## Begin Extracted material
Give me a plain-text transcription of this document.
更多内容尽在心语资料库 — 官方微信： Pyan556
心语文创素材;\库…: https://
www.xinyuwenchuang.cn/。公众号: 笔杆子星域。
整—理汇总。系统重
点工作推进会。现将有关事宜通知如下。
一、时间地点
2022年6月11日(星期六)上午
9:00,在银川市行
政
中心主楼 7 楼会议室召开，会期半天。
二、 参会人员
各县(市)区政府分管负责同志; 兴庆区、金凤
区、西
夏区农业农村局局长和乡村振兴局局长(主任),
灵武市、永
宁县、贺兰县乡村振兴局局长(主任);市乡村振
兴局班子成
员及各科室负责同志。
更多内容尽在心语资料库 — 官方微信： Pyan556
## End Extracted material
## Begin Extracted material
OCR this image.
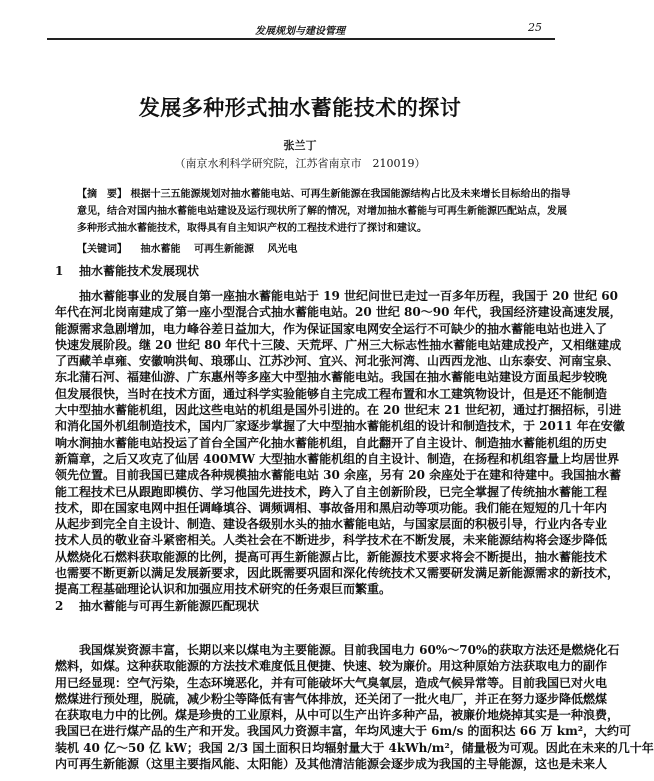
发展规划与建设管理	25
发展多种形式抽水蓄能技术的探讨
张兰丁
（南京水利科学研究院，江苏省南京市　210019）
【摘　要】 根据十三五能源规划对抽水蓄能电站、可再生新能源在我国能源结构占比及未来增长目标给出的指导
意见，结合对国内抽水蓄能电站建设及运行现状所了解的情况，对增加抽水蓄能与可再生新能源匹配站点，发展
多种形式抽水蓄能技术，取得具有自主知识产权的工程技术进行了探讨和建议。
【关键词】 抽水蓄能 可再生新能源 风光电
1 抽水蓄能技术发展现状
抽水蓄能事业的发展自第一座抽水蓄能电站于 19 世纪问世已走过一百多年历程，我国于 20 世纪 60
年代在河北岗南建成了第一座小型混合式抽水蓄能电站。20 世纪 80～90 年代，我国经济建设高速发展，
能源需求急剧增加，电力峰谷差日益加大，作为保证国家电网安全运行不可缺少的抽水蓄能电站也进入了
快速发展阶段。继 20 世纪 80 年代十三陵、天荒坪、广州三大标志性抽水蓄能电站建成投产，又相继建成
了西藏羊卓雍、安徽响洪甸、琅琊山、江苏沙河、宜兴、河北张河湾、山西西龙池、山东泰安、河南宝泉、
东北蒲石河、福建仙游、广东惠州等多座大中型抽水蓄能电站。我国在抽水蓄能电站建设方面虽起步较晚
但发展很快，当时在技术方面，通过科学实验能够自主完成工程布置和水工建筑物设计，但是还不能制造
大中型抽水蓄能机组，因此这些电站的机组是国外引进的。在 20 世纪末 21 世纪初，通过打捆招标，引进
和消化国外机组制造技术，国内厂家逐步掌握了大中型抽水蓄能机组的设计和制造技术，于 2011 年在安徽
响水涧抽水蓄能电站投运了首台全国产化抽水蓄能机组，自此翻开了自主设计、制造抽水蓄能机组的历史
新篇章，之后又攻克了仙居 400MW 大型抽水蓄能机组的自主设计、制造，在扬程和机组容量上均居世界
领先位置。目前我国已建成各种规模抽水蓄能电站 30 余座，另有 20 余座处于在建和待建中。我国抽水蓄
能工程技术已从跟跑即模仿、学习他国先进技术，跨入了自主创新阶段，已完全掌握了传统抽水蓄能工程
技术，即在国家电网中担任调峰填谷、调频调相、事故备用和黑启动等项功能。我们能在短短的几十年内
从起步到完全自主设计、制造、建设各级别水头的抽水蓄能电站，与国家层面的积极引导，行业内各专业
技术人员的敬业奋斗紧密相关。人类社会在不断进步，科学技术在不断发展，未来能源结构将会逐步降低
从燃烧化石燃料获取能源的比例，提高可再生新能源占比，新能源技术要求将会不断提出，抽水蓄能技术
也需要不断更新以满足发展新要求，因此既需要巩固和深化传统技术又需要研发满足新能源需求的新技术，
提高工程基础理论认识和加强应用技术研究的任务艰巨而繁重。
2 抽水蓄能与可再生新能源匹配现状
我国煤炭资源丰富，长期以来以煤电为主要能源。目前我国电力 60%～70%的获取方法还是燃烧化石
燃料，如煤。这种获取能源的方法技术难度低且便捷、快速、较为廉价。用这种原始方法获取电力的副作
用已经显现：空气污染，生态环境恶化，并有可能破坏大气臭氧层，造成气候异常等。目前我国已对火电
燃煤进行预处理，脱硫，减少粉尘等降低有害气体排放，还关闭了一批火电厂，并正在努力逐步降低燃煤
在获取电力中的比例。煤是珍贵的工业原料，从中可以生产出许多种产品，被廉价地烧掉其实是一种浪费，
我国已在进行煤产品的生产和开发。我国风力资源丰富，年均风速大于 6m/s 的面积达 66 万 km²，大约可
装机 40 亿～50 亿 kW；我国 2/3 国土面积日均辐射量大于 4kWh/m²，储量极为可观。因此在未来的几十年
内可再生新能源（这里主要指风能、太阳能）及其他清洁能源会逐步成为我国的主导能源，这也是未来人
## End Extracted material
## Begin Extracted material
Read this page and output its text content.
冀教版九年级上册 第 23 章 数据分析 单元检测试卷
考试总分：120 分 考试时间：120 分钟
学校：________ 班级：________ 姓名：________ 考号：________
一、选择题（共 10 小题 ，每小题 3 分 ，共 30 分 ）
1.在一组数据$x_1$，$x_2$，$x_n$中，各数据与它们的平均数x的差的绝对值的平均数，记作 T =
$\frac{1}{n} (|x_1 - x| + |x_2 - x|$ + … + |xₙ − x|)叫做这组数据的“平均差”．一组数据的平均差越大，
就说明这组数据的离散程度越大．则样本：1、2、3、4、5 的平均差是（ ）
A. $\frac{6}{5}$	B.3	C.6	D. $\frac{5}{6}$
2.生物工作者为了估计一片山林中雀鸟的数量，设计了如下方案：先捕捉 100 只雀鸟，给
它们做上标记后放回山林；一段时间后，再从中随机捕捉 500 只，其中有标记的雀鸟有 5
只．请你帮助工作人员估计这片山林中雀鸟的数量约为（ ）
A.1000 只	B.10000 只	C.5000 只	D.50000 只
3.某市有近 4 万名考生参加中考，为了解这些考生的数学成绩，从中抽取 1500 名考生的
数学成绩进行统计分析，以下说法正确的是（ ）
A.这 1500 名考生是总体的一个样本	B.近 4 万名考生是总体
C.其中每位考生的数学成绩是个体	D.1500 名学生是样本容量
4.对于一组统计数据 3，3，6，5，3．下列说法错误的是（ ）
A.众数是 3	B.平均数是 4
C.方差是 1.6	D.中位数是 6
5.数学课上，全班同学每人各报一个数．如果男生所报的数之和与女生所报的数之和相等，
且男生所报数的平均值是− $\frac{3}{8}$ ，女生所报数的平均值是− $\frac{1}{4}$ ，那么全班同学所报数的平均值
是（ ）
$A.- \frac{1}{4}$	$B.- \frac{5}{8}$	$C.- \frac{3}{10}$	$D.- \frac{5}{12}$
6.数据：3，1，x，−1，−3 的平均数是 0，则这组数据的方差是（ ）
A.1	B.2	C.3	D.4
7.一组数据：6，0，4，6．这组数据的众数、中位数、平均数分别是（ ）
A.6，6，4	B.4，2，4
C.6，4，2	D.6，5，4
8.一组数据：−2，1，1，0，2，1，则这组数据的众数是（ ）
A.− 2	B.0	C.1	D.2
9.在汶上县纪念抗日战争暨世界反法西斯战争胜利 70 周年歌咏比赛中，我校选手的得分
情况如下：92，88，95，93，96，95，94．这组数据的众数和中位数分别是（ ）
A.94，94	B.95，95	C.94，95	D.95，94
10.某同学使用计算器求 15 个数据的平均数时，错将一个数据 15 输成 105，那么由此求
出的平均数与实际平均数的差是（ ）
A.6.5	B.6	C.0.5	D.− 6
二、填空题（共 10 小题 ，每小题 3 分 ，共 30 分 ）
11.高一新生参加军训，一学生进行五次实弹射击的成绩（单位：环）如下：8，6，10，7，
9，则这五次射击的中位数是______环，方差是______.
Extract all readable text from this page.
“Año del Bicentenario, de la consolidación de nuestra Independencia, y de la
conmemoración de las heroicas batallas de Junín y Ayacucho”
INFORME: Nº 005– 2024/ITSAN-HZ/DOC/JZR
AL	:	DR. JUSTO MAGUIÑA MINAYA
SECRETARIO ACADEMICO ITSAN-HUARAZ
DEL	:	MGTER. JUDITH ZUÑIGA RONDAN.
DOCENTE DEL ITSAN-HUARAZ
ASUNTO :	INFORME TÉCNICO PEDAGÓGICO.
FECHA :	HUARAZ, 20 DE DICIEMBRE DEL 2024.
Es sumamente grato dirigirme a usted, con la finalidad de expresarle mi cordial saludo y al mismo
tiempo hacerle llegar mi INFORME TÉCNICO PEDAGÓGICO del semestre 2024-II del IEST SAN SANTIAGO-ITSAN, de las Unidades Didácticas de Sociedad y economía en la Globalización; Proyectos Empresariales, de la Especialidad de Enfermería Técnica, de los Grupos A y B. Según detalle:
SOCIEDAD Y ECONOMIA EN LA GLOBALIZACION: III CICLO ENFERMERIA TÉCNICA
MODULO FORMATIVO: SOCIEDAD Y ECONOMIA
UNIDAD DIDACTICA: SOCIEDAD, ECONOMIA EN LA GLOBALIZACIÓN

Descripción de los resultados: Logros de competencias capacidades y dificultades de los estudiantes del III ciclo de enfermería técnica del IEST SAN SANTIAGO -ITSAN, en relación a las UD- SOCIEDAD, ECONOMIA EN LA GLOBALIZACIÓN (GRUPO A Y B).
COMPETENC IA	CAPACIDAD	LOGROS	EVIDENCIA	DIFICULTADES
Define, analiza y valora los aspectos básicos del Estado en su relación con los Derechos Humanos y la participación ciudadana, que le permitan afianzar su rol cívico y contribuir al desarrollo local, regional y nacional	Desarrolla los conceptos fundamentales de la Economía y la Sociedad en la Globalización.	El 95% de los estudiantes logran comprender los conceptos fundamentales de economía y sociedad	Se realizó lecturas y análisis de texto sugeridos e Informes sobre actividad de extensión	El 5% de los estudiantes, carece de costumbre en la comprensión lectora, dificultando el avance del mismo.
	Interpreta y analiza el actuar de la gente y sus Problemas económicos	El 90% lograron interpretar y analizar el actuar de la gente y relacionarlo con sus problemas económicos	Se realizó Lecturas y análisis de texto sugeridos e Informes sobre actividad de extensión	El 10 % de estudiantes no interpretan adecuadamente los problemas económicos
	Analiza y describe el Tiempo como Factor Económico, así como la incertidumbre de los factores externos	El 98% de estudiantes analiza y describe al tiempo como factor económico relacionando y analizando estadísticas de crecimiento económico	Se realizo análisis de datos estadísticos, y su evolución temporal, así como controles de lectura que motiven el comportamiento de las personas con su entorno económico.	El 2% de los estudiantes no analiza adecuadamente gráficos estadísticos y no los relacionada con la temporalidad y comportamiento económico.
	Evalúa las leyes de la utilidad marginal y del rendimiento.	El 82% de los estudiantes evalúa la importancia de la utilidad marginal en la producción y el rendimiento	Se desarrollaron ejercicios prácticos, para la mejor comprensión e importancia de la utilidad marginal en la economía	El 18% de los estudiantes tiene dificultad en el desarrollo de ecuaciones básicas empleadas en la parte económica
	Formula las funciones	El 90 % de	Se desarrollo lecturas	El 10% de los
## End Extracted material
Objective:
Each line above that includes "SANTIAGO" should be shown.

Answer to this problem:
tiempo hacerle llegar mi INFORME TÉCNICO PEDAGÓGICO del semestre 2024-II del IEST SAN SANTIAGO-ITSAN, de las Unidades Didácticas de Sociedad y economía en la Globalización; Proyectos Empresariales, de la Especialidad de Enfermería Técnica, de los Grupos A y B. Según detalle:
Descripción de los resultados: Logros de competencias capacidades y dificultades de los estudiantes del III ciclo de enfermería técnica del IEST SAN SANTIAGO -ITSAN, en relación a las UD- SOCIEDAD, ECONOMIA EN LA GLOBALIZACIÓN (GRUPO A Y B).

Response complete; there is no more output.